SHORT EXERCISE: Retype every line of the data below without changing a single character.

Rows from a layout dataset

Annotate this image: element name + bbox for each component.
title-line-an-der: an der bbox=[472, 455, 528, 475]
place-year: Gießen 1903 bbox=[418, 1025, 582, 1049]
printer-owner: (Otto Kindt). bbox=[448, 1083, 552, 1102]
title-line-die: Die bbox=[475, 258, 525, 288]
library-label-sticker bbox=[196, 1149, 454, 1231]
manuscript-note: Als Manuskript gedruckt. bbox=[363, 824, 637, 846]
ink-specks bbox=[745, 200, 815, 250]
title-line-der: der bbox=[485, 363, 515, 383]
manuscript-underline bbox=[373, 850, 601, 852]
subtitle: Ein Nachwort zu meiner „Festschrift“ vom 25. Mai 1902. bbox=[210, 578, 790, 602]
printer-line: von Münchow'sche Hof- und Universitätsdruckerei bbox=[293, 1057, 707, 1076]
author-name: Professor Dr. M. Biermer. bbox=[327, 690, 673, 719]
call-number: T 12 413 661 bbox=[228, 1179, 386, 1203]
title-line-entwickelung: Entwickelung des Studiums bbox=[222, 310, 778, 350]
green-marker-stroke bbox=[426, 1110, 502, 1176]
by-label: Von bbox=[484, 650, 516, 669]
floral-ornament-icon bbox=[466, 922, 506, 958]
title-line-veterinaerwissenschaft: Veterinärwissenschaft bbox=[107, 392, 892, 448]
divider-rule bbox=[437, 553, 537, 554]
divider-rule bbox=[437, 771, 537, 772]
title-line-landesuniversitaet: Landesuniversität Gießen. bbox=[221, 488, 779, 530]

REPLY TO THE EXERCISE:
Annotate this image: element name + bbox for each component.
title-line-an-der: an der bbox=[472, 455, 528, 475]
place-year: Gießen 1903 bbox=[418, 1025, 582, 1049]
printer-owner: (Otto Kindt). bbox=[448, 1083, 552, 1102]
title-line-die: Die bbox=[475, 258, 525, 288]
library-label-sticker bbox=[196, 1149, 454, 1231]
manuscript-note: Als Manuskript gedruckt. bbox=[363, 824, 637, 846]
ink-specks bbox=[745, 200, 815, 250]
title-line-der: der bbox=[485, 363, 515, 383]
manuscript-underline bbox=[373, 850, 601, 852]
subtitle: Ein Nachwort zu meiner „Festschrift“ vom 25. Mai 1902. bbox=[210, 578, 790, 602]
printer-line: von Münchow'sche Hof- und Universitätsdruckerei bbox=[293, 1057, 707, 1076]
author-name: Professor Dr. M. Biermer. bbox=[327, 690, 673, 719]
call-number: T 12 413 661 bbox=[228, 1179, 386, 1203]
title-line-entwickelung: Entwickelung des Studiums bbox=[222, 310, 778, 350]
green-marker-stroke bbox=[426, 1110, 502, 1176]
by-label: Von bbox=[484, 650, 516, 669]
floral-ornament-icon bbox=[466, 922, 506, 958]
title-line-veterinaerwissenschaft: Veterinärwissenschaft bbox=[107, 392, 892, 448]
divider-rule bbox=[437, 553, 537, 554]
divider-rule bbox=[437, 771, 537, 772]
title-line-landesuniversitaet: Landesuniversität Gießen. bbox=[221, 488, 779, 530]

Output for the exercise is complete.